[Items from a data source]
*****

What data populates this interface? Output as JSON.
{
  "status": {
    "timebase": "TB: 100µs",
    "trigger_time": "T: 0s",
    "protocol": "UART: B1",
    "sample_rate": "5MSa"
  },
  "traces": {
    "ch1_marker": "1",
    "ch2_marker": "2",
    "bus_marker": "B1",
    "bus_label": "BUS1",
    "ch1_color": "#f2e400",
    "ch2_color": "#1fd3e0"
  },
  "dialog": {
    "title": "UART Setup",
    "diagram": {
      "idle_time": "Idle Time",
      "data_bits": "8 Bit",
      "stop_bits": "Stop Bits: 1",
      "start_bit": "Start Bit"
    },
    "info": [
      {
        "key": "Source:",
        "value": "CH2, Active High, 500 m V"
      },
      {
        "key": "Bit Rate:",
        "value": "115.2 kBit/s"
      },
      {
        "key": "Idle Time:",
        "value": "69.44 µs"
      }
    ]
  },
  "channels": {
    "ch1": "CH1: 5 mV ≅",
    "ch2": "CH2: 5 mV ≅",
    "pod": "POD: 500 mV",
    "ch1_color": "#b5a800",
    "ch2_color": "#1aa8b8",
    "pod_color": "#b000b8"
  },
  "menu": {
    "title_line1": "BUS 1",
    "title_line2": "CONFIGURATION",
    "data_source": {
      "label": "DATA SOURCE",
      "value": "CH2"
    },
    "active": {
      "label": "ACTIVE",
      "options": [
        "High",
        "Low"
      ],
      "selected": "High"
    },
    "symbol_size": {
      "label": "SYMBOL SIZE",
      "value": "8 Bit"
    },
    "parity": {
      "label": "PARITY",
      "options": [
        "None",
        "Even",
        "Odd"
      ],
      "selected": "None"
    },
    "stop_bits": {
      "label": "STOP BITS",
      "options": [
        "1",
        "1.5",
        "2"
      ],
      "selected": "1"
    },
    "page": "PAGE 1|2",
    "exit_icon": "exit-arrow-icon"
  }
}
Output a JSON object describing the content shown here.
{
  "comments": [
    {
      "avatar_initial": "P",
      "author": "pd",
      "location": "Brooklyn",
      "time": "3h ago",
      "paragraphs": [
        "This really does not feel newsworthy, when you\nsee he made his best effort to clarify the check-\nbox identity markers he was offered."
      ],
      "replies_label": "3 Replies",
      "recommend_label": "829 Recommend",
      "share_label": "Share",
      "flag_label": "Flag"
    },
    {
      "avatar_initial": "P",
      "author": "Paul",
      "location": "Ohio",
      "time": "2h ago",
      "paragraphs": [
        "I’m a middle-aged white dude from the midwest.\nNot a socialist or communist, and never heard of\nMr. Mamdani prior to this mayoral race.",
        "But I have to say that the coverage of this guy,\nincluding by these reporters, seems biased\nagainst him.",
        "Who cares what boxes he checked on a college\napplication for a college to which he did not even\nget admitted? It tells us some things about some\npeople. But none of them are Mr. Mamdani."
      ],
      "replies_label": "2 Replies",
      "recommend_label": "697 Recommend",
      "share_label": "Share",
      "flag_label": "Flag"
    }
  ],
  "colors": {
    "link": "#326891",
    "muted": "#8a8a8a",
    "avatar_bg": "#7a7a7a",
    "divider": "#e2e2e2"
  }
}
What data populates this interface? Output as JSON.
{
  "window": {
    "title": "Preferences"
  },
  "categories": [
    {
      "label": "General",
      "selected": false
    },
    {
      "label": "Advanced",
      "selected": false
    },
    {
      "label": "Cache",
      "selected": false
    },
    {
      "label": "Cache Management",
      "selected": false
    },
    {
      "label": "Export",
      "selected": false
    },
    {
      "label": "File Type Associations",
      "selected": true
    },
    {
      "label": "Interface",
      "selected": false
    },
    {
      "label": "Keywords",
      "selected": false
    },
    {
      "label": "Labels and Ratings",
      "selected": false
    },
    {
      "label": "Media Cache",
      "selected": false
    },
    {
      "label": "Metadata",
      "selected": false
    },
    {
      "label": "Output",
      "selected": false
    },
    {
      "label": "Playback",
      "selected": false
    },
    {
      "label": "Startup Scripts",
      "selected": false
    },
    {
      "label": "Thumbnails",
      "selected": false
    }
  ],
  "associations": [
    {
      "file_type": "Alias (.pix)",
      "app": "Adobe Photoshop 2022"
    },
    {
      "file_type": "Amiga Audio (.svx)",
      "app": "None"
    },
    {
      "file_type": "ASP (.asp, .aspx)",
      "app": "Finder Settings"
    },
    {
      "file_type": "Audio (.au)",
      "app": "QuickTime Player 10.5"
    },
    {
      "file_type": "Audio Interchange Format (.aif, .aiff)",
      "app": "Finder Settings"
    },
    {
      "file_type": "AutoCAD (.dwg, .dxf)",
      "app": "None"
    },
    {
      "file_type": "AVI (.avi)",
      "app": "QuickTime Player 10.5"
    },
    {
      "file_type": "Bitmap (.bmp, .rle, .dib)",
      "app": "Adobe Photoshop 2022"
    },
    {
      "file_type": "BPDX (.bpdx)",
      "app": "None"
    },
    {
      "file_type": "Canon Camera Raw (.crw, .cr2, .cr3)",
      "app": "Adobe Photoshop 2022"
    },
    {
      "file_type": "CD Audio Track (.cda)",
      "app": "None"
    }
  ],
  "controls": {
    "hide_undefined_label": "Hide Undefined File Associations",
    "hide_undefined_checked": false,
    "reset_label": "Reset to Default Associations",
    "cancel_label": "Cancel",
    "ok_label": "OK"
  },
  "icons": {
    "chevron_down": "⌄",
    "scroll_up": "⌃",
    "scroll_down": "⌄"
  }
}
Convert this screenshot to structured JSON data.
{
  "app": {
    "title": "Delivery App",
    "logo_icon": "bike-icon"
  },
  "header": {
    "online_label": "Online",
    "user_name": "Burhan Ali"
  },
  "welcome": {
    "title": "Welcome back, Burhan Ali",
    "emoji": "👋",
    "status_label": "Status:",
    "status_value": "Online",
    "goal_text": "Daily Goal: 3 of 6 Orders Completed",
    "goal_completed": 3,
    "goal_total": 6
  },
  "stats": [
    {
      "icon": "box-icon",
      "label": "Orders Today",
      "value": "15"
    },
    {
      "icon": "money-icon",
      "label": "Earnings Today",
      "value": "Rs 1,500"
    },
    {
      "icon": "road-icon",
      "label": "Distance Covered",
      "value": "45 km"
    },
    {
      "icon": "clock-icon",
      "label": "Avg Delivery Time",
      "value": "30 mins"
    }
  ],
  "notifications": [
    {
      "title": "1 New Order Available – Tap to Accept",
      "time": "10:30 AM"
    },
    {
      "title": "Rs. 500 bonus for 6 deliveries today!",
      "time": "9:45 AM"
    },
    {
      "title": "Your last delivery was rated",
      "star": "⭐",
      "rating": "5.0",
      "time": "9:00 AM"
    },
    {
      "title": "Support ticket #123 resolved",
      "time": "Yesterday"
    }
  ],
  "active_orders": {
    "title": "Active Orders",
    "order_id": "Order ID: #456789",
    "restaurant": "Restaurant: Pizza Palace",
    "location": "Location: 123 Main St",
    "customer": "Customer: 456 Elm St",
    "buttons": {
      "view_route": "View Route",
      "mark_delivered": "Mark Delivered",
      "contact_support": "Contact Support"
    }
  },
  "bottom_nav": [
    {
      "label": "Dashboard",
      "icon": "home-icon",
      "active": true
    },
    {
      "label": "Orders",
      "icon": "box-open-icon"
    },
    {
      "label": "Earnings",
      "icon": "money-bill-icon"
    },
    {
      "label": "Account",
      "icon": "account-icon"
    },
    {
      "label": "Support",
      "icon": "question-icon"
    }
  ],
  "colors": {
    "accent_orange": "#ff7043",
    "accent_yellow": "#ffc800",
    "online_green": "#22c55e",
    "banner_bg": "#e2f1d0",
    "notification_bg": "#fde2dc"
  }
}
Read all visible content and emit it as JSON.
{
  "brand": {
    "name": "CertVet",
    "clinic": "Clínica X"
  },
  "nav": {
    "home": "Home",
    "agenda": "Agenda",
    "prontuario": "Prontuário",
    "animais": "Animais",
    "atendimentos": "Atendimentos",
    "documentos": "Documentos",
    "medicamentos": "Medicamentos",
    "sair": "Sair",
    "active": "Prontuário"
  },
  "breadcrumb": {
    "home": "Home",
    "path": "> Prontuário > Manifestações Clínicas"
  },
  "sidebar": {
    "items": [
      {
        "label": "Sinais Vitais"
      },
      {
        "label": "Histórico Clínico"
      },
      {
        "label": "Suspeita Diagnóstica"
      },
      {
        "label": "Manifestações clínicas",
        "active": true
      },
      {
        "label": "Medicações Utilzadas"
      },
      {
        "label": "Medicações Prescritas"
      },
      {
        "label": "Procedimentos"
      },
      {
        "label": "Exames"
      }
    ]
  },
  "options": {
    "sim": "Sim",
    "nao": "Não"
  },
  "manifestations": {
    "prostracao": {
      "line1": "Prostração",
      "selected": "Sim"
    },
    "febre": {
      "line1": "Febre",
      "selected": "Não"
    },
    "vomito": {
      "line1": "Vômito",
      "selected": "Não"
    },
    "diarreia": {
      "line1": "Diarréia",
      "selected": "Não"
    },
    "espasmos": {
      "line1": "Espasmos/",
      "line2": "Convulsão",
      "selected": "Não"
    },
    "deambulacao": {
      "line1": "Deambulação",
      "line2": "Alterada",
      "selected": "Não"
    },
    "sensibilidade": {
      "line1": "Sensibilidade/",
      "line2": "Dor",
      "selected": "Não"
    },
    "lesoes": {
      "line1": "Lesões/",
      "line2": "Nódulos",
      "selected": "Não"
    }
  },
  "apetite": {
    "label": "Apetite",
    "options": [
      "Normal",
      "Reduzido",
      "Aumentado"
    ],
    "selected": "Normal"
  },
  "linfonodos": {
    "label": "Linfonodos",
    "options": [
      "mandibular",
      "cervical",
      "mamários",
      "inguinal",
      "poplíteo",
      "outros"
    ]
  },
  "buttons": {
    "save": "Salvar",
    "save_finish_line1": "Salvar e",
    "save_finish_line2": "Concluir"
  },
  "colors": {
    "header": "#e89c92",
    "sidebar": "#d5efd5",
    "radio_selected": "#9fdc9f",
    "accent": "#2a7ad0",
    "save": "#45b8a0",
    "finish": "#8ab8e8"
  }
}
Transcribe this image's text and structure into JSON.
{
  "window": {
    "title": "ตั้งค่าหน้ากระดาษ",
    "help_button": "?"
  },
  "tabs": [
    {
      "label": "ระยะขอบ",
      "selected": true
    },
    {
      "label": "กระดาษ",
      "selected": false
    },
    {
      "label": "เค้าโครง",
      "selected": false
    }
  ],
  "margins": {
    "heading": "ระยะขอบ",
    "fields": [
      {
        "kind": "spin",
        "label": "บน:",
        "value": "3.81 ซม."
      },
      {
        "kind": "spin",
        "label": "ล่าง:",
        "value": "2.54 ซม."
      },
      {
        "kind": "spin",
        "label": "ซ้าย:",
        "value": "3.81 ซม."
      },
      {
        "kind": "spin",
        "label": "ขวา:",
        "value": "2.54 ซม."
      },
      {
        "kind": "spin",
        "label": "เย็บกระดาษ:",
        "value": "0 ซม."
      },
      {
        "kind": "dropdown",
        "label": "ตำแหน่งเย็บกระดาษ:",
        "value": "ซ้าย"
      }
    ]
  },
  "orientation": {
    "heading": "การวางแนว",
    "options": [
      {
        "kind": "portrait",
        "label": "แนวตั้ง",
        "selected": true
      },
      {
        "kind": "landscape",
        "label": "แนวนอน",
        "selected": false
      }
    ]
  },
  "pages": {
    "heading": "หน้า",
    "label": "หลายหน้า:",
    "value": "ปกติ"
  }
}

*****

Problem description: Return the line that contains "Transcribe this image's" and all lines after it, verbatim, and nothing else.

Result:
Transcribe this image's text and structure into JSON.
{
  "window": {
    "title": "ตั้งค่าหน้ากระดาษ",
    "help_button": "?"
  },
  "tabs": [
    {
      "label": "ระยะขอบ",
      "selected": true
    },
    {
      "label": "กระดาษ",
      "selected": false
    },
    {
      "label": "เค้าโครง",
      "selected": false
    }
  ],
  "margins": {
    "heading": "ระยะขอบ",
    "fields": [
      {
        "kind": "spin",
        "label": "บน:",
        "value": "3.81 ซม."
      },
      {
        "kind": "spin",
        "label": "ล่าง:",
        "value": "2.54 ซม."
      },
      {
        "kind": "spin",
        "label": "ซ้าย:",
        "value": "3.81 ซม."
      },
      {
        "kind": "spin",
        "label": "ขวา:",
        "value": "2.54 ซม."
      },
      {
        "kind": "spin",
        "label": "เย็บกระดาษ:",
        "value": "0 ซม."
      },
      {
        "kind": "dropdown",
        "label": "ตำแหน่งเย็บกระดาษ:",
        "value": "ซ้าย"
      }
    ]
  },
  "orientation": {
    "heading": "การวางแนว",
    "options": [
      {
        "kind": "portrait",
        "label": "แนวตั้ง",
        "selected": true
      },
      {
        "kind": "landscape",
        "label": "แนวนอน",
        "selected": false
      }
    ]
  },
  "pages": {
    "heading": "หน้า",
    "label": "หลายหน้า:",
    "value": "ปกติ"
  }
}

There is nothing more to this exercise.